▸ Supplied data
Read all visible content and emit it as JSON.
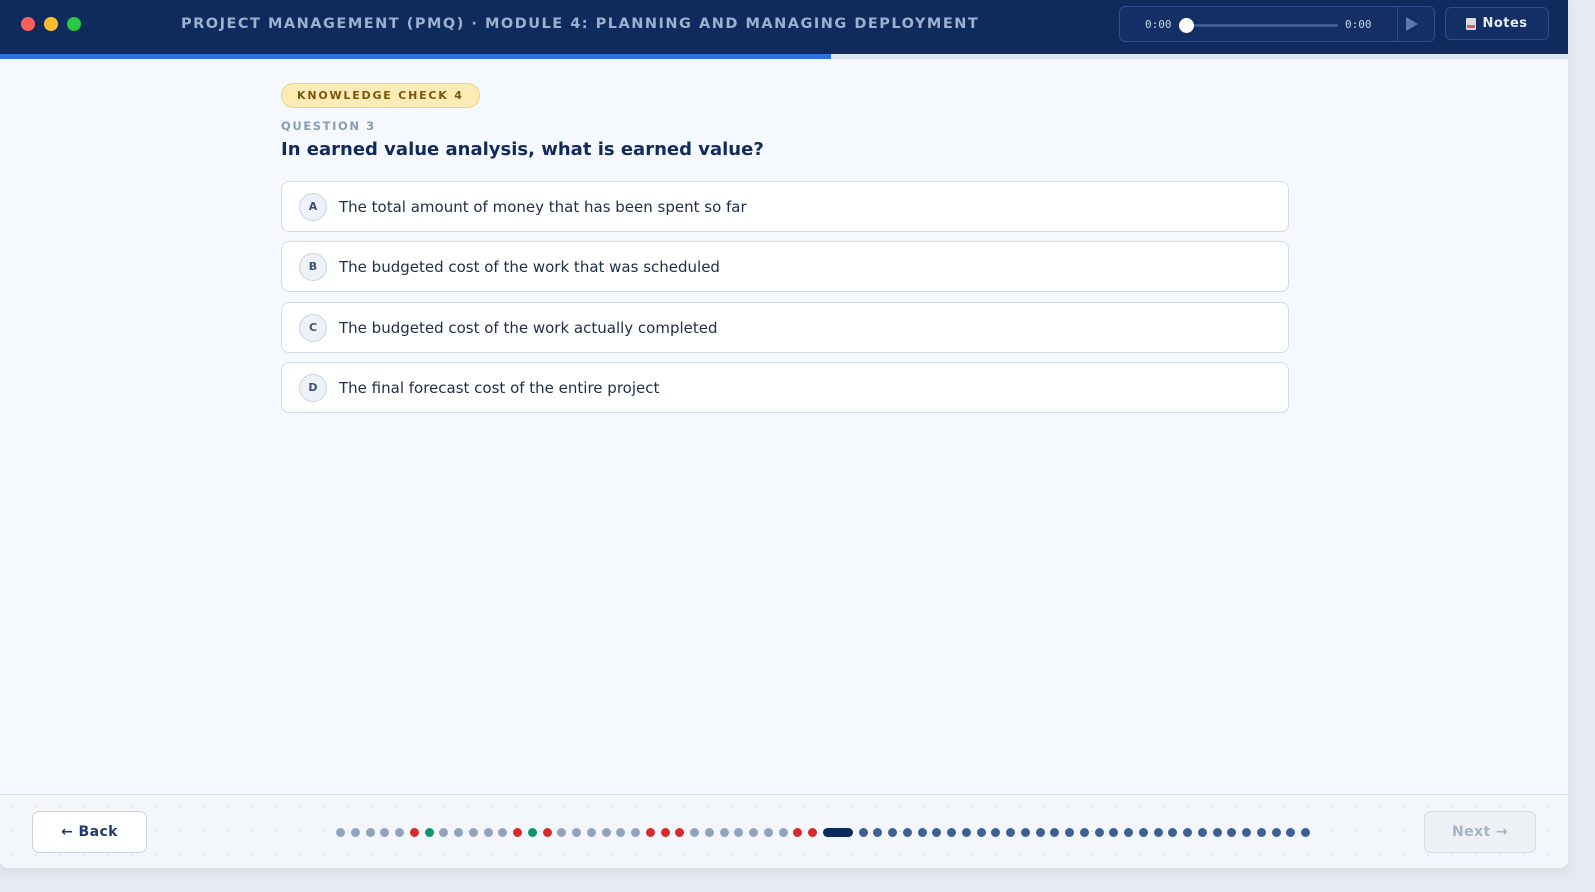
{
  "window": {
    "title": "PROJECT MANAGEMENT (PMQ) · MODULE 4: PLANNING AND MANAGING DEPLOYMENT"
  },
  "audio": {
    "current_time": "0:00",
    "duration": "0:00",
    "position_fraction": 0.0,
    "play_icon": "play-icon"
  },
  "toolbar": {
    "notes_label": "Notes",
    "notes_icon": "notes-icon"
  },
  "progress": {
    "fraction": 0.53
  },
  "quiz": {
    "badge": "KNOWLEDGE CHECK 4",
    "question_number": "QUESTION 3",
    "question": "In earned value analysis, what is earned value?",
    "options": [
      {
        "letter": "A",
        "text": "The total amount of money that has been spent so far"
      },
      {
        "letter": "B",
        "text": "The budgeted cost of the work that was scheduled"
      },
      {
        "letter": "C",
        "text": "The budgeted cost of the work actually completed"
      },
      {
        "letter": "D",
        "text": "The final forecast cost of the entire project"
      }
    ]
  },
  "footer": {
    "back_label": "← Back",
    "next_label": "Next →",
    "slides": [
      "seen",
      "seen",
      "seen",
      "seen",
      "seen",
      "wrong",
      "right",
      "seen",
      "seen",
      "seen",
      "seen",
      "seen",
      "wrong",
      "right",
      "wrong",
      "seen",
      "seen",
      "seen",
      "seen",
      "seen",
      "seen",
      "wrong",
      "wrong",
      "wrong",
      "seen",
      "seen",
      "seen",
      "seen",
      "seen",
      "seen",
      "seen",
      "wrong",
      "wrong",
      "current",
      "todo",
      "todo",
      "todo",
      "todo",
      "todo",
      "todo",
      "todo",
      "todo",
      "todo",
      "todo",
      "todo",
      "todo",
      "todo",
      "todo",
      "todo",
      "todo",
      "todo",
      "todo",
      "todo",
      "todo",
      "todo",
      "todo",
      "todo",
      "todo",
      "todo",
      "todo",
      "todo",
      "todo",
      "todo",
      "todo",
      "todo"
    ]
  },
  "colors": {
    "header_bg": "#0f2a5c",
    "accent": "#2f6fe0",
    "wrong": "#d62b2b",
    "correct": "#12946b",
    "badge_bg": "#fcebb4"
  }
}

▸ Short problem
Reproduce each entry verbatim, excluding any embedded images.

▸ Exercise result
Read all visible content and emit it as JSON.
{
  "window": {
    "title": "PROJECT MANAGEMENT (PMQ) · MODULE 4: PLANNING AND MANAGING DEPLOYMENT"
  },
  "audio": {
    "current_time": "0:00",
    "duration": "0:00",
    "position_fraction": 0.0,
    "play_icon": "play-icon"
  },
  "toolbar": {
    "notes_label": "Notes",
    "notes_icon": "notes-icon"
  },
  "progress": {
    "fraction": 0.53
  },
  "quiz": {
    "badge": "KNOWLEDGE CHECK 4",
    "question_number": "QUESTION 3",
    "question": "In earned value analysis, what is earned value?",
    "options": [
      {
        "letter": "A",
        "text": "The total amount of money that has been spent so far"
      },
      {
        "letter": "B",
        "text": "The budgeted cost of the work that was scheduled"
      },
      {
        "letter": "C",
        "text": "The budgeted cost of the work actually completed"
      },
      {
        "letter": "D",
        "text": "The final forecast cost of the entire project"
      }
    ]
  },
  "footer": {
    "back_label": "← Back",
    "next_label": "Next →",
    "slides": [
      "seen",
      "seen",
      "seen",
      "seen",
      "seen",
      "wrong",
      "right",
      "seen",
      "seen",
      "seen",
      "seen",
      "seen",
      "wrong",
      "right",
      "wrong",
      "seen",
      "seen",
      "seen",
      "seen",
      "seen",
      "seen",
      "wrong",
      "wrong",
      "wrong",
      "seen",
      "seen",
      "seen",
      "seen",
      "seen",
      "seen",
      "seen",
      "wrong",
      "wrong",
      "current",
      "todo",
      "todo",
      "todo",
      "todo",
      "todo",
      "todo",
      "todo",
      "todo",
      "todo",
      "todo",
      "todo",
      "todo",
      "todo",
      "todo",
      "todo",
      "todo",
      "todo",
      "todo",
      "todo",
      "todo",
      "todo",
      "todo",
      "todo",
      "todo",
      "todo",
      "todo",
      "todo",
      "todo",
      "todo",
      "todo",
      "todo"
    ]
  },
  "colors": {
    "header_bg": "#0f2a5c",
    "accent": "#2f6fe0",
    "wrong": "#d62b2b",
    "correct": "#12946b",
    "badge_bg": "#fcebb4"
  }
}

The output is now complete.